_WORK TO COMPLETE:_ Only the lines from the one containing "Give me the" through the end of the entries should be repeated, exactly as they appear, first and last included.

-- Begin DATA FOR THIS EXERCISE --

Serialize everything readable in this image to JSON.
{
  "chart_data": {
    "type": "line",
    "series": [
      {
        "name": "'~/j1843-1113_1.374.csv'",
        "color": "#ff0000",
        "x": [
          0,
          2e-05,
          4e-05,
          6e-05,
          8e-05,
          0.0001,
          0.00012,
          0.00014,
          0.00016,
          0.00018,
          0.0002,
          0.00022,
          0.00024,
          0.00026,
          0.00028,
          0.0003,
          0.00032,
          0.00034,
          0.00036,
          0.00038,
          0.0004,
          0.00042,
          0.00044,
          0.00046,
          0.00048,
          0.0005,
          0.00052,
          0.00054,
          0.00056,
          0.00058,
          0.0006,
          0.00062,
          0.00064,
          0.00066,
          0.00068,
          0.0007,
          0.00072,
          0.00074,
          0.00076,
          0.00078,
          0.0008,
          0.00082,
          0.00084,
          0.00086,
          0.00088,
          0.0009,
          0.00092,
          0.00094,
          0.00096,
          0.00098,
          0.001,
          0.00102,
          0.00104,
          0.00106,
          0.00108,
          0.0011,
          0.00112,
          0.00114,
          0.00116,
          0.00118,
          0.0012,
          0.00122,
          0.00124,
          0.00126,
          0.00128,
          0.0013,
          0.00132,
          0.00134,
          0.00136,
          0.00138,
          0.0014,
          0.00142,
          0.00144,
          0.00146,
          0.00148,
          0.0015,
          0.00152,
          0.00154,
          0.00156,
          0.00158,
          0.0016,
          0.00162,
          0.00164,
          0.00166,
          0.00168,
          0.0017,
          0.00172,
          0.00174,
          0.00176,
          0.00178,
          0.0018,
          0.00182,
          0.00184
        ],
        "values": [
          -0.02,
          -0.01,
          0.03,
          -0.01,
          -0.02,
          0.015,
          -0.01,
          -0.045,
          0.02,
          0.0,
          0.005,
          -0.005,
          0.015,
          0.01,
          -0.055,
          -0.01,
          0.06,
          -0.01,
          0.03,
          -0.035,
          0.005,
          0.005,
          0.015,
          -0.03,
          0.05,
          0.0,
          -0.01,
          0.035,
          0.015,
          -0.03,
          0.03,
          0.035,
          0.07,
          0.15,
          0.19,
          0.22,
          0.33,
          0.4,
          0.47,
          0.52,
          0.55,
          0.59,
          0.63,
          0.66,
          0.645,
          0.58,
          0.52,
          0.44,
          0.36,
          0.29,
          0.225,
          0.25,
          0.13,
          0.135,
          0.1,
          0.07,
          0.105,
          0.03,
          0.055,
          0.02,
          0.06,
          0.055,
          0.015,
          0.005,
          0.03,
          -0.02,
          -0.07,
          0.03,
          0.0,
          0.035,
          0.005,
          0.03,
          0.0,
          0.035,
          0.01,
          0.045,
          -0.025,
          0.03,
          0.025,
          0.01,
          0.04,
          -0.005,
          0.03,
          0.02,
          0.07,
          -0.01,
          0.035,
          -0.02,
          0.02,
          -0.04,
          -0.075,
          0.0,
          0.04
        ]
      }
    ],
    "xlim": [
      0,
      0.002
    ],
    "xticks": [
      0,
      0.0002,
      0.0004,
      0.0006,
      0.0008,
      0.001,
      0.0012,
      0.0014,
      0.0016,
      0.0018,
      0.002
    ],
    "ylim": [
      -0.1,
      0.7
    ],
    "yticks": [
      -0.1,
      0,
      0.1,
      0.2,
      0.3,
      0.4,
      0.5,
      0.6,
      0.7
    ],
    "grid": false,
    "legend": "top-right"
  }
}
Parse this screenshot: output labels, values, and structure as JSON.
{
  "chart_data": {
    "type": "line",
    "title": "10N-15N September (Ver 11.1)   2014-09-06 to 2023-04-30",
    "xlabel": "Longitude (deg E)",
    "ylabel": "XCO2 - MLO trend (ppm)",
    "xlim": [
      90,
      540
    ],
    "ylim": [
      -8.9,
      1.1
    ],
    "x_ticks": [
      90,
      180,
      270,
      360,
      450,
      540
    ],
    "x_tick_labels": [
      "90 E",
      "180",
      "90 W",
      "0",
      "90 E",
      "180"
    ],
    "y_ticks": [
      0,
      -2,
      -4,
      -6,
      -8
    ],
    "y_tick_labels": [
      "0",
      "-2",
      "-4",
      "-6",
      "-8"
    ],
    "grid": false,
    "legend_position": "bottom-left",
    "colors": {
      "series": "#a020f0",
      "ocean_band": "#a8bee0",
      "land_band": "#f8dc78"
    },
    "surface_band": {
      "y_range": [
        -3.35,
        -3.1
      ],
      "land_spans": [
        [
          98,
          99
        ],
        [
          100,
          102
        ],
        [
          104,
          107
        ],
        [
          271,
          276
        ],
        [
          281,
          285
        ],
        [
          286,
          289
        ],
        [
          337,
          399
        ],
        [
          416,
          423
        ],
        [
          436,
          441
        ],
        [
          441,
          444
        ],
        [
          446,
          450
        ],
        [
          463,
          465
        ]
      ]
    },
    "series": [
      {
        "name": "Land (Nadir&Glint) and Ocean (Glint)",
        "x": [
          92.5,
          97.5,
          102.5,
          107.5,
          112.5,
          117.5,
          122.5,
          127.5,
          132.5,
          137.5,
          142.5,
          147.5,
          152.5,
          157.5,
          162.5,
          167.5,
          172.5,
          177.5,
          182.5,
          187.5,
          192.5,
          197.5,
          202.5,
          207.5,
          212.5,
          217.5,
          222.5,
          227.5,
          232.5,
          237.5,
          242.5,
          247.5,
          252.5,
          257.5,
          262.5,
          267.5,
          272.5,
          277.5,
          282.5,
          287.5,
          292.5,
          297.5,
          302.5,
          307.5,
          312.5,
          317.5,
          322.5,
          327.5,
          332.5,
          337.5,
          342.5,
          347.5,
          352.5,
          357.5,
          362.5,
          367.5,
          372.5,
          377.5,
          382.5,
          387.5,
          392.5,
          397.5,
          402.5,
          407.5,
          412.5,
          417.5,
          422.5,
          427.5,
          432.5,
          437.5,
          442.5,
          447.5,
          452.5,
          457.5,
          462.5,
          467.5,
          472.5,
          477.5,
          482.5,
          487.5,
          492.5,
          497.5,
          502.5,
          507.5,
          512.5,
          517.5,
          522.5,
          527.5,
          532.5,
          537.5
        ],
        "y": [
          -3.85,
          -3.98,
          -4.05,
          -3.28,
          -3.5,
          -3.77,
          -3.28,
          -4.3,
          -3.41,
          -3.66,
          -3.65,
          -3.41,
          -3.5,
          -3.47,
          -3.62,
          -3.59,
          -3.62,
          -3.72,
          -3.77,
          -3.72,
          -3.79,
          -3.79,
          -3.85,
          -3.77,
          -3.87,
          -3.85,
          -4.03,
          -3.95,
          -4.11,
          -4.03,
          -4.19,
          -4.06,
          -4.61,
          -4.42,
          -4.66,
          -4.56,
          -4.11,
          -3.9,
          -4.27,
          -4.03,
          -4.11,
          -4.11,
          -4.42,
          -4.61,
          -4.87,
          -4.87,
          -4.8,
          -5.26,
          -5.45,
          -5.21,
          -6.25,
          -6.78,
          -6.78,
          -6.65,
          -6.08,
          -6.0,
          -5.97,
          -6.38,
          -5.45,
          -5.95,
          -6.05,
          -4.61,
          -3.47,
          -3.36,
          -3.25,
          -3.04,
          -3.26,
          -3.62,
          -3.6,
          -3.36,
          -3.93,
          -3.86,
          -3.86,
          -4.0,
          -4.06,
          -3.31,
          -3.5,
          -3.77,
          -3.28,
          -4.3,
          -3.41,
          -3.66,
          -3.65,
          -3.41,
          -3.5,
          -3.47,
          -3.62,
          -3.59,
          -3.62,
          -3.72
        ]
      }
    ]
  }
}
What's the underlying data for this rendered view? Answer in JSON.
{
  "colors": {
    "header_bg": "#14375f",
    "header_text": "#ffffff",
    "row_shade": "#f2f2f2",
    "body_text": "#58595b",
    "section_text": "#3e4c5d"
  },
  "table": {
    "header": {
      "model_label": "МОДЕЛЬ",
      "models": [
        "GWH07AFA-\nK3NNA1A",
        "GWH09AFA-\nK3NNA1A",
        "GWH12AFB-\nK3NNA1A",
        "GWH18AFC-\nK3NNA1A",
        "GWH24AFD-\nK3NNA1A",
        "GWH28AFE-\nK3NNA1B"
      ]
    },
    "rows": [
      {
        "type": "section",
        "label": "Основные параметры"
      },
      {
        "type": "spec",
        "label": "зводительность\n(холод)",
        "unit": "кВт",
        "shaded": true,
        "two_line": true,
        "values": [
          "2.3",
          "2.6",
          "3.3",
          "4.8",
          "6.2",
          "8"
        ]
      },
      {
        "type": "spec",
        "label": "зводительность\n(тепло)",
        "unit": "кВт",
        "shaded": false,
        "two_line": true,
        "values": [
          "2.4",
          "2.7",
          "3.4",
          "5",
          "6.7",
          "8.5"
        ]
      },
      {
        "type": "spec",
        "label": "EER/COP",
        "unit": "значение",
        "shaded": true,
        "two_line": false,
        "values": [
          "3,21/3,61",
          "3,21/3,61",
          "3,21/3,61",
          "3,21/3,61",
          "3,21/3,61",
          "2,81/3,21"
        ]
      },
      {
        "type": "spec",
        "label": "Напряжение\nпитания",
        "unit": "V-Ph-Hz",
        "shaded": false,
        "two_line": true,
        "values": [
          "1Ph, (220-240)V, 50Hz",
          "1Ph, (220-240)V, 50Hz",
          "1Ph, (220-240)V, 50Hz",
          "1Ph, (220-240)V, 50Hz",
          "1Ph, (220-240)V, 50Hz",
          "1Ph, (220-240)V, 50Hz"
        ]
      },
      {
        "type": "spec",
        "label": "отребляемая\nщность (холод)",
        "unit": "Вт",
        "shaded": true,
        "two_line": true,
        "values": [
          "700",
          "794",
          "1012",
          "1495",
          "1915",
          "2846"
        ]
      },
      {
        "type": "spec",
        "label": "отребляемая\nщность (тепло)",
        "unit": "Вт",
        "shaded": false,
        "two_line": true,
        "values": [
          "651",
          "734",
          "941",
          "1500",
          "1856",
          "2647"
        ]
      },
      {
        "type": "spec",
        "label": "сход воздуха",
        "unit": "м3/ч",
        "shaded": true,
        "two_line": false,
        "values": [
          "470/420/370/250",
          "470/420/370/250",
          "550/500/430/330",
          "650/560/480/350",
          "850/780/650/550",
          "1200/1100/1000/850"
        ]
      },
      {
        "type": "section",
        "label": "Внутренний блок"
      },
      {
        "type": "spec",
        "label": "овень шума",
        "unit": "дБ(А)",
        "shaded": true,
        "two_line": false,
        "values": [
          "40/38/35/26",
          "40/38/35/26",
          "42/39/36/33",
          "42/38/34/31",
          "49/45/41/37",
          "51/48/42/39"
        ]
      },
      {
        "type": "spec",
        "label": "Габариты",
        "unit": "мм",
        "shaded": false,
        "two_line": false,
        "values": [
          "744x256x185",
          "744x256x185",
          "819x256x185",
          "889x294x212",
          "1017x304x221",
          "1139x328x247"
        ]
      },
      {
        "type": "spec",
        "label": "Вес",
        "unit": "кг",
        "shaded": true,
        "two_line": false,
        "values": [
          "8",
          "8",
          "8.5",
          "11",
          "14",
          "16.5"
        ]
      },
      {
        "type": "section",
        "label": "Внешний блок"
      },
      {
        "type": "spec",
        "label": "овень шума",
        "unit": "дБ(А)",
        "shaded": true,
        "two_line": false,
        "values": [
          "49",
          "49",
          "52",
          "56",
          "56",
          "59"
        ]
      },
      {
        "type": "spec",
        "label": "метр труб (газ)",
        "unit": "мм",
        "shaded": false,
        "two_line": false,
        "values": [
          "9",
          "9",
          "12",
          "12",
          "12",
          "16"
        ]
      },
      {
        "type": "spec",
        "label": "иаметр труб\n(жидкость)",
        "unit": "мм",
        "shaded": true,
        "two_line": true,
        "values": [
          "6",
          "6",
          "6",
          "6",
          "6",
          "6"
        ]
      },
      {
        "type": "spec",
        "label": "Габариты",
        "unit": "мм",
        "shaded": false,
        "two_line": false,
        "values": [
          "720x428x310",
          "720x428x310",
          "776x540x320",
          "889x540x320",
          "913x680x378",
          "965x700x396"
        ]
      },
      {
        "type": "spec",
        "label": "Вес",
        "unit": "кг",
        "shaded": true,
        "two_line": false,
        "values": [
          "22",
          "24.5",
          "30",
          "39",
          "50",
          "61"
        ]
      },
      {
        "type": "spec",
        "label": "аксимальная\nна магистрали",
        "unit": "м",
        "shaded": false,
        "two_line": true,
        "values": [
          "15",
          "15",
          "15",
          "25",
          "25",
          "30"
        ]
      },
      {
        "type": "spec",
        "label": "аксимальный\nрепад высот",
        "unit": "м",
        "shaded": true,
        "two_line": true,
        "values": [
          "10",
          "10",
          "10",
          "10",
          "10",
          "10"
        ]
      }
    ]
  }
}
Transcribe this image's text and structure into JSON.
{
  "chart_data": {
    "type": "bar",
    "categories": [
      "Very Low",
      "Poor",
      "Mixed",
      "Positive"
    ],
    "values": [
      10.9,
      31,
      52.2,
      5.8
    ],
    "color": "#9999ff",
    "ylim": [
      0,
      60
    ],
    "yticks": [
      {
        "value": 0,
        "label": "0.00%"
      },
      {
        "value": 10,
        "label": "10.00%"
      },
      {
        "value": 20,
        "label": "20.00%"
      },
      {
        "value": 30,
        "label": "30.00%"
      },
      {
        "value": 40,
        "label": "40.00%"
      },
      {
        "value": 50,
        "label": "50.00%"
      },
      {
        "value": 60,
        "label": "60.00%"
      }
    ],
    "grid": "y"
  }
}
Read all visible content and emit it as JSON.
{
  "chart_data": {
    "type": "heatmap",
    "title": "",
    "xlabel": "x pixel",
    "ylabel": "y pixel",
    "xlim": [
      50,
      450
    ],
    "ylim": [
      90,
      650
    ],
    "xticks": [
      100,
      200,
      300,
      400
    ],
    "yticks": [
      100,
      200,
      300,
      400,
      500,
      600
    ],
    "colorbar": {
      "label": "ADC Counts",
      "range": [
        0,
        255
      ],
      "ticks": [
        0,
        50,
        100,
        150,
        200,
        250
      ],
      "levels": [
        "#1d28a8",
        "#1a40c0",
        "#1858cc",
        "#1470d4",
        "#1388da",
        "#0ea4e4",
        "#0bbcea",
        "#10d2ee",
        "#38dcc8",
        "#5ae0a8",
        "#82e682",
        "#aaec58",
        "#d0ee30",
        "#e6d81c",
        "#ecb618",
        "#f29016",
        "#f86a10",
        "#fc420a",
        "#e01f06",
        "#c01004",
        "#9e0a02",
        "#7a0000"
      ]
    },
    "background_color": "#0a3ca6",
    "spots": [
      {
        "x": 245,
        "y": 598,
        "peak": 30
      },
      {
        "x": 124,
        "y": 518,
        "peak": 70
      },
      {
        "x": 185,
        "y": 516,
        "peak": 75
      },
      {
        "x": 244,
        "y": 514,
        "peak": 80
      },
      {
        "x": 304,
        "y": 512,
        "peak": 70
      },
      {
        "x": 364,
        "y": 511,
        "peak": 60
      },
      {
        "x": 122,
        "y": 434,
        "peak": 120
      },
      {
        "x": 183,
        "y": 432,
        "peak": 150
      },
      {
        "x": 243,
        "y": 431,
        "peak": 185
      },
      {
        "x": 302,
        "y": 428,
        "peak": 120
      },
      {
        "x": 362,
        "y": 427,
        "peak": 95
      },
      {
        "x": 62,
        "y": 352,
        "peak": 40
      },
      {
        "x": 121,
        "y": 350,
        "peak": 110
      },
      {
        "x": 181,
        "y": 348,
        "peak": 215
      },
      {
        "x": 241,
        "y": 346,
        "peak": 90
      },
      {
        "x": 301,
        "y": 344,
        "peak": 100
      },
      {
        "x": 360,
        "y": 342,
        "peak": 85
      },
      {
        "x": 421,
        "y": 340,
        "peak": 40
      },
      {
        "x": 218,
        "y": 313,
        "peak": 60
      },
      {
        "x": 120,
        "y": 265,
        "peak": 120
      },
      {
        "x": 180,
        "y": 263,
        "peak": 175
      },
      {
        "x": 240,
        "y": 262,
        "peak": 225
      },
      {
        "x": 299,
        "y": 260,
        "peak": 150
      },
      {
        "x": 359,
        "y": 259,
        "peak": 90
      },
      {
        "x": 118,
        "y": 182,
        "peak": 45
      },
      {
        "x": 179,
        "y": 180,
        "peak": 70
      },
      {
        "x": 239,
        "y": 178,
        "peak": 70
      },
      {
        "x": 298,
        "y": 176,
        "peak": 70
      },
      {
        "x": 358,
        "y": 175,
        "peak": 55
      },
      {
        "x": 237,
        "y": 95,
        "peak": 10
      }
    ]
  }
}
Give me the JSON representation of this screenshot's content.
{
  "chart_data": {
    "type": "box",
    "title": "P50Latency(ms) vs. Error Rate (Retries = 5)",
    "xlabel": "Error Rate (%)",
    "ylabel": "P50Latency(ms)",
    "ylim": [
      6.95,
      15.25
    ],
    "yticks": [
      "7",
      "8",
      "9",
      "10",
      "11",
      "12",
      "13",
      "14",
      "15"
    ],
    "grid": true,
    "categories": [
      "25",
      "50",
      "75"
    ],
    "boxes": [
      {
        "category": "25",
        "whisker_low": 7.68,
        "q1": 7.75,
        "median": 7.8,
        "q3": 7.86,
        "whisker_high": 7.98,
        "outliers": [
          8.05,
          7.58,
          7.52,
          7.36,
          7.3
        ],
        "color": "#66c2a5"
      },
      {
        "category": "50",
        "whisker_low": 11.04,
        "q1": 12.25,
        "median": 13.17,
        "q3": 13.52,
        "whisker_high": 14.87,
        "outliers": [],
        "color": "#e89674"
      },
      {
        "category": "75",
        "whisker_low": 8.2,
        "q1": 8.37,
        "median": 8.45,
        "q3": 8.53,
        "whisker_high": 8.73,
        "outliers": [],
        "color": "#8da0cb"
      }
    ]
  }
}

-- End DATA FOR THIS EXERCISE --

_SOLUTION:_
Give me the JSON representation of this screenshot's content.
{
  "chart_data": {
    "type": "box",
    "title": "P50Latency(ms) vs. Error Rate (Retries = 5)",
    "xlabel": "Error Rate (%)",
    "ylabel": "P50Latency(ms)",
    "ylim": [
      6.95,
      15.25
    ],
    "yticks": [
      "7",
      "8",
      "9",
      "10",
      "11",
      "12",
      "13",
      "14",
      "15"
    ],
    "grid": true,
    "categories": [
      "25",
      "50",
      "75"
    ],
    "boxes": [
      {
        "category": "25",
        "whisker_low": 7.68,
        "q1": 7.75,
        "median": 7.8,
        "q3": 7.86,
        "whisker_high": 7.98,
        "outliers": [
          8.05,
          7.58,
          7.52,
          7.36,
          7.3
        ],
        "color": "#66c2a5"
      },
      {
        "category": "50",
        "whisker_low": 11.04,
        "q1": 12.25,
        "median": 13.17,
        "q3": 13.52,
        "whisker_high": 14.87,
        "outliers": [],
        "color": "#e89674"
      },
      {
        "category": "75",
        "whisker_low": 8.2,
        "q1": 8.37,
        "median": 8.45,
        "q3": 8.53,
        "whisker_high": 8.73,
        "outliers": [],
        "color": "#8da0cb"
      }
    ]
  }
}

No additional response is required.